## WHAT TO WORK ON
Each line below should be retyped exactly, with no pictures.

## DATASET EXCERPTS
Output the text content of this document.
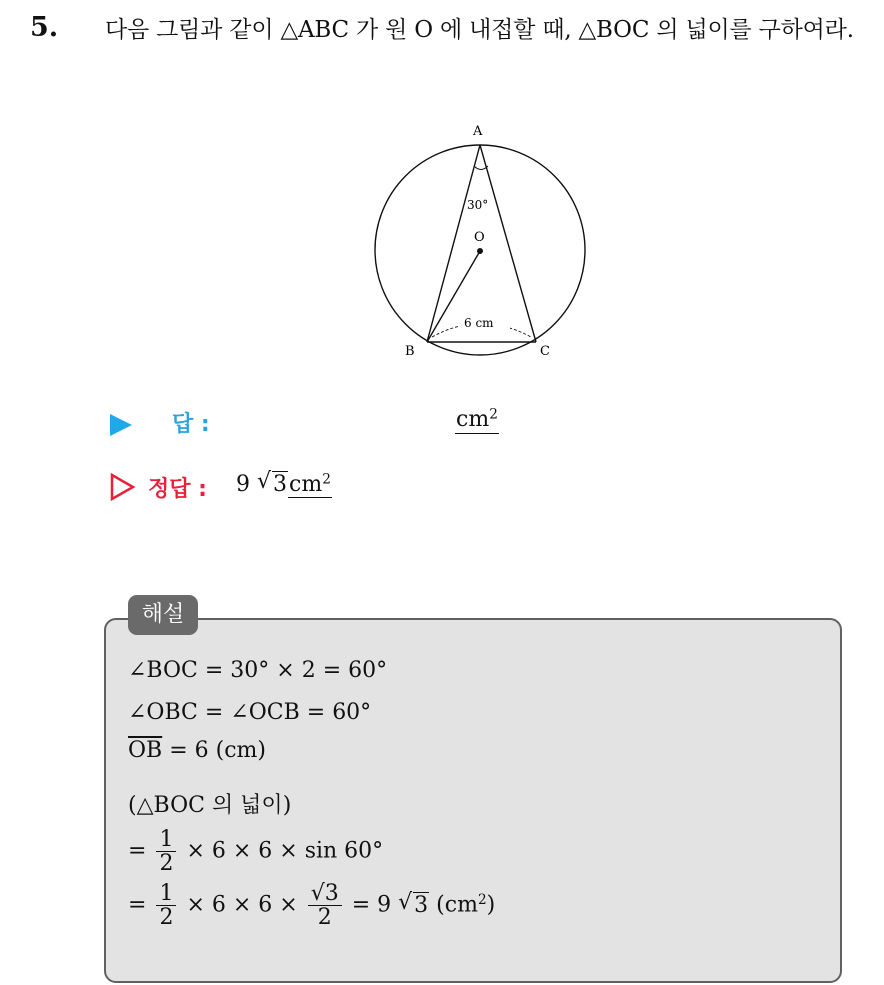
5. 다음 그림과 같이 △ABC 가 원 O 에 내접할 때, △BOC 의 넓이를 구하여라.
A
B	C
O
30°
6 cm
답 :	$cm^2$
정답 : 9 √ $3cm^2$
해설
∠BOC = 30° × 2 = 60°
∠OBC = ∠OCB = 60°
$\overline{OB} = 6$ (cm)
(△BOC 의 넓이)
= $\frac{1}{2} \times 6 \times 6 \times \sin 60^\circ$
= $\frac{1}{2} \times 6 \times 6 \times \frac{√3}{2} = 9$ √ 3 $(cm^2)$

## SOLUTION BELOW
Output the text content of this document.
5. 다음 그림과 같이 △ABC 가 원 O 에 내접할 때, △BOC 의 넓이를 구하여라.
A
B	C
O
30°
6 cm
답 :	$cm^2$
정답 : 9 √ $3cm^2$
해설
∠BOC = 30° × 2 = 60°
∠OBC = ∠OCB = 60°
$\overline{OB} = 6$ (cm)
(△BOC 의 넓이)
= $\frac{1}{2} \times 6 \times 6 \times \sin 60^\circ$
= $\frac{1}{2} \times 6 \times 6 \times \frac{√3}{2} = 9$ √ 3 $(cm^2)$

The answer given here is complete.